Prompt>
Put every line of the entries below into a numbered list, leaving out blank lines and omitting the pictures.

-- BEGIN --

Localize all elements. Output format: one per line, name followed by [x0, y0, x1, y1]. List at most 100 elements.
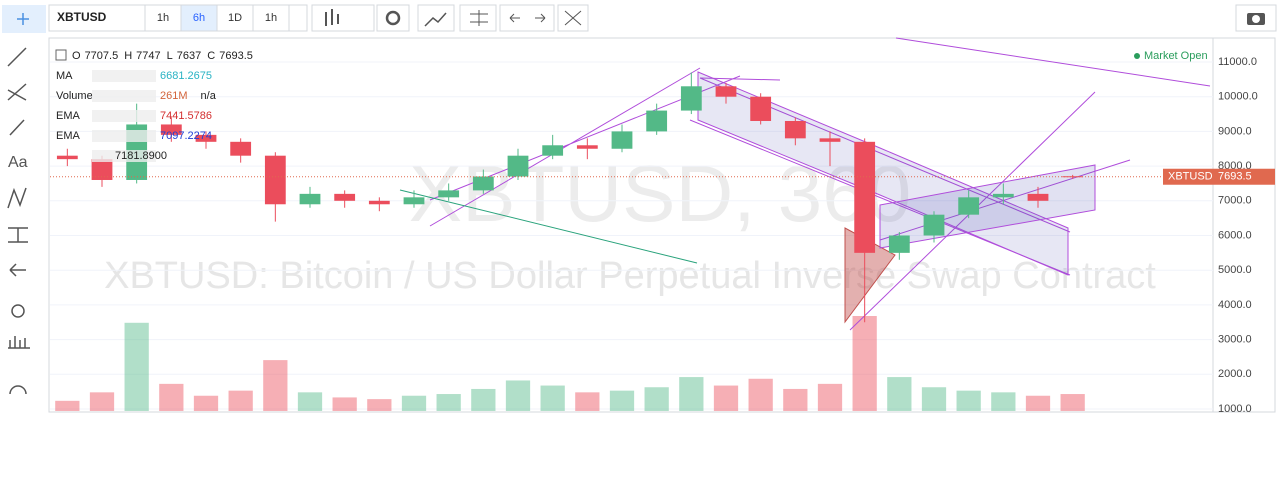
candle-body [472, 176, 494, 191]
indicator-name: Volume [56, 90, 93, 102]
symbol-box[interactable] [48, 4, 146, 32]
candle-body [195, 134, 217, 142]
volume-bar [159, 383, 184, 411]
candle-body [819, 138, 841, 142]
candle-body [368, 200, 390, 205]
ohlc-key: O [72, 50, 81, 62]
indicator-name: EMA [56, 110, 81, 122]
candle-body [784, 120, 806, 139]
volume-bar [991, 392, 1016, 411]
y-tick-label: 1000.0 [1218, 403, 1252, 415]
volume-bar [748, 378, 773, 411]
interval-button[interactable] [252, 4, 290, 32]
volume-bar [436, 394, 461, 411]
indicator-controls[interactable] [92, 150, 156, 162]
candle-body [888, 235, 910, 253]
candle-body [438, 190, 460, 198]
volume-bar [263, 360, 288, 411]
interval-label: 1h [157, 12, 169, 24]
volume-bar [887, 377, 912, 411]
volume-bar [713, 385, 739, 411]
left-toolbar [0, 36, 40, 416]
volume-bar [401, 395, 427, 411]
legend-toggle[interactable] [55, 49, 67, 61]
indicator-controls[interactable] [92, 110, 156, 122]
candle-body [542, 145, 564, 156]
ohlc-key: L [167, 50, 173, 62]
volume-bar [505, 380, 531, 411]
indicator-value: 7097.2274 [160, 130, 212, 142]
candle-body [958, 197, 980, 215]
watermark: XBTUSD, 360 [409, 149, 911, 238]
indicator-name: EMA [56, 130, 81, 142]
candle-body [403, 197, 425, 205]
volume-bar [89, 392, 115, 411]
volume-bar [540, 385, 565, 411]
candle-body [299, 193, 321, 205]
candle-body [230, 141, 252, 156]
candle-body [923, 214, 945, 236]
y-tick-label: 6000.0 [1218, 229, 1252, 241]
settings-button[interactable] [376, 4, 410, 32]
ohlc-value: 7747 [136, 50, 160, 62]
interval-label: 6h [193, 12, 205, 24]
volume-bar [332, 397, 357, 411]
candle-body [1062, 176, 1084, 178]
ohlc-key: H [124, 50, 132, 62]
interval-label: 1h [265, 12, 277, 24]
ohlc-value: 7637 [177, 50, 201, 62]
symbol: XBTUSD [57, 10, 107, 24]
candle-body [854, 141, 876, 253]
interval-dropdown[interactable] [288, 4, 308, 32]
indicator-controls[interactable] [92, 130, 156, 142]
candle-body [56, 155, 78, 160]
candle-body [334, 193, 356, 201]
undo-redo[interactable] [499, 4, 555, 32]
price-label-symbol: XBTUSD [1168, 171, 1213, 183]
indicator-value: 261M [160, 90, 188, 102]
tool-icons[interactable] [7, 47, 30, 395]
volume-bar [575, 392, 600, 411]
interval-label: 1D [228, 12, 242, 24]
volume-bar [367, 399, 392, 411]
chart-type-button[interactable] [311, 4, 375, 32]
y-tick-label: 10000.0 [1218, 91, 1258, 103]
volume-bar [124, 322, 149, 411]
y-tick-label: 9000.0 [1218, 125, 1252, 137]
volume-bar [55, 400, 80, 411]
candle-body [611, 131, 633, 149]
indicator-controls[interactable] [92, 70, 156, 82]
candle-body [750, 96, 772, 121]
y-tick-label: 7000.0 [1218, 195, 1252, 207]
market-status: Market Open [1144, 50, 1208, 62]
price-label-box [1163, 168, 1275, 185]
candle-body [576, 145, 598, 149]
candle-body [1027, 193, 1049, 201]
volume-bar [921, 387, 947, 411]
candle-body [507, 155, 529, 177]
volume-bar [228, 390, 253, 411]
volume-bar [817, 383, 843, 411]
y-tick-label: 4000.0 [1218, 299, 1252, 311]
y-tick-label: 3000.0 [1218, 334, 1252, 346]
volume-bar [679, 377, 704, 411]
compare-button[interactable] [459, 4, 497, 32]
indicator-controls[interactable] [92, 90, 156, 102]
volume-bar [609, 390, 635, 411]
text-tool[interactable]: Aa [8, 154, 28, 171]
volume-bar [1025, 395, 1051, 411]
candle-body [91, 159, 113, 180]
volume-bar [644, 387, 669, 411]
interval-button[interactable] [216, 4, 254, 32]
ohlc-value: 7707.5 [85, 50, 119, 62]
chart-pane [48, 37, 1276, 413]
y-tick-label: 2000.0 [1218, 368, 1252, 380]
price-label-value: 7693.5 [1218, 171, 1252, 183]
candle-body [160, 124, 182, 135]
candle-body [715, 86, 737, 97]
candle-body [646, 110, 668, 132]
indicators-button[interactable] [417, 4, 455, 32]
ohlc-key: C [207, 50, 215, 62]
volume-bar [297, 392, 323, 411]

-- END --

Answer to this task>
1. Localize all elements. Output format: one per line, name followed by [x0, y0, x1, y1]. List at most 100 elements.
2. candle-body [472, 176, 494, 191]
3. indicator-name: Volume [56, 90, 93, 102]
4. symbol-box[interactable] [48, 4, 146, 32]
5. candle-body [195, 134, 217, 142]
6. volume-bar [159, 383, 184, 411]
7. candle-body [819, 138, 841, 142]
8. candle-body [368, 200, 390, 205]
9. ohlc-key: O [72, 50, 81, 62]
10. indicator-name: EMA [56, 110, 81, 122]
11. candle-body [784, 120, 806, 139]
12. volume-bar [991, 392, 1016, 411]
13. y-tick-label: 1000.0 [1218, 403, 1252, 415]
14. volume-bar [748, 378, 773, 411]
15. interval-button[interactable] [252, 4, 290, 32]
16. volume-bar [436, 394, 461, 411]
17. indicator-controls[interactable] [92, 150, 156, 162]
18. candle-body [888, 235, 910, 253]
19. candle-body [438, 190, 460, 198]
20. volume-bar [263, 360, 288, 411]
21. interval-label: 1h [157, 12, 169, 24]
22. volume-bar [887, 377, 912, 411]
23. volume-bar [713, 385, 739, 411]
24. left-toolbar [0, 36, 40, 416]
25. volume-bar [401, 395, 427, 411]
26. legend-toggle[interactable] [55, 49, 67, 61]
27. indicator-controls[interactable] [92, 110, 156, 122]
28. candle-body [542, 145, 564, 156]
29. ohlc-key: L [167, 50, 173, 62]
30. volume-bar [505, 380, 531, 411]
31. indicator-value: 7097.2274 [160, 130, 212, 142]
32. candle-body [958, 197, 980, 215]
33. watermark: XBTUSD, 360 [409, 149, 911, 238]
34. indicator-name: EMA [56, 130, 81, 142]
35. candle-body [403, 197, 425, 205]
36. volume-bar [89, 392, 115, 411]
37. volume-bar [540, 385, 565, 411]
38. candle-body [299, 193, 321, 205]
39. candle-body [230, 141, 252, 156]
40. candle-body [923, 214, 945, 236]
41. y-tick-label: 6000.0 [1218, 229, 1252, 241]
42. settings-button[interactable] [376, 4, 410, 32]
43. ohlc-value: 7747 [136, 50, 160, 62]
44. interval-label: 6h [193, 12, 205, 24]
45. volume-bar [332, 397, 357, 411]
46. candle-body [1062, 176, 1084, 178]
47. ohlc-key: H [124, 50, 132, 62]
48. interval-label: 1h [265, 12, 277, 24]
49. ohlc-value: 7637 [177, 50, 201, 62]
50. symbol: XBTUSD [57, 10, 107, 24]
51. candle-body [854, 141, 876, 253]
52. interval-dropdown[interactable] [288, 4, 308, 32]
53. indicator-controls[interactable] [92, 130, 156, 142]
54. candle-body [56, 155, 78, 160]
55. candle-body [334, 193, 356, 201]
56. undo-redo[interactable] [499, 4, 555, 32]
57. price-label-symbol: XBTUSD [1168, 171, 1213, 183]
58. indicator-value: 261M [160, 90, 188, 102]
59. tool-icons[interactable] [7, 47, 30, 395]
60. volume-bar [575, 392, 600, 411]
61. interval-label: 1D [228, 12, 242, 24]
62. volume-bar [367, 399, 392, 411]
63. chart-type-button[interactable] [311, 4, 375, 32]
64. y-tick-label: 10000.0 [1218, 91, 1258, 103]
65. volume-bar [124, 322, 149, 411]
66. y-tick-label: 9000.0 [1218, 125, 1252, 137]
67. volume-bar [55, 400, 80, 411]
68. candle-body [611, 131, 633, 149]
69. indicator-controls[interactable] [92, 70, 156, 82]
70. candle-body [750, 96, 772, 121]
71. y-tick-label: 7000.0 [1218, 195, 1252, 207]
72. market-status: Market Open [1144, 50, 1208, 62]
73. price-label-box [1163, 168, 1275, 185]
74. candle-body [576, 145, 598, 149]
75. candle-body [1027, 193, 1049, 201]
76. volume-bar [921, 387, 947, 411]
77. candle-body [507, 155, 529, 177]
78. volume-bar [228, 390, 253, 411]
79. volume-bar [817, 383, 843, 411]
80. y-tick-label: 4000.0 [1218, 299, 1252, 311]
81. y-tick-label: 3000.0 [1218, 334, 1252, 346]
82. volume-bar [679, 377, 704, 411]
83. compare-button[interactable] [459, 4, 497, 32]
84. indicator-controls[interactable] [92, 90, 156, 102]
85. volume-bar [609, 390, 635, 411]
86. text-tool[interactable]: Aa [8, 154, 28, 171]
87. volume-bar [1025, 395, 1051, 411]
88. candle-body [91, 159, 113, 180]
89. volume-bar [644, 387, 669, 411]
90. interval-button[interactable] [216, 4, 254, 32]
91. ohlc-value: 7707.5 [85, 50, 119, 62]
92. chart-pane [48, 37, 1276, 413]
93. y-tick-label: 2000.0 [1218, 368, 1252, 380]
94. price-label-value: 7693.5 [1218, 171, 1252, 183]
95. candle-body [160, 124, 182, 135]
96. candle-body [715, 86, 737, 97]
97. candle-body [646, 110, 668, 132]
98. indicators-button[interactable] [417, 4, 455, 32]
99. ohlc-key: C [207, 50, 215, 62]
100. volume-bar [297, 392, 323, 411]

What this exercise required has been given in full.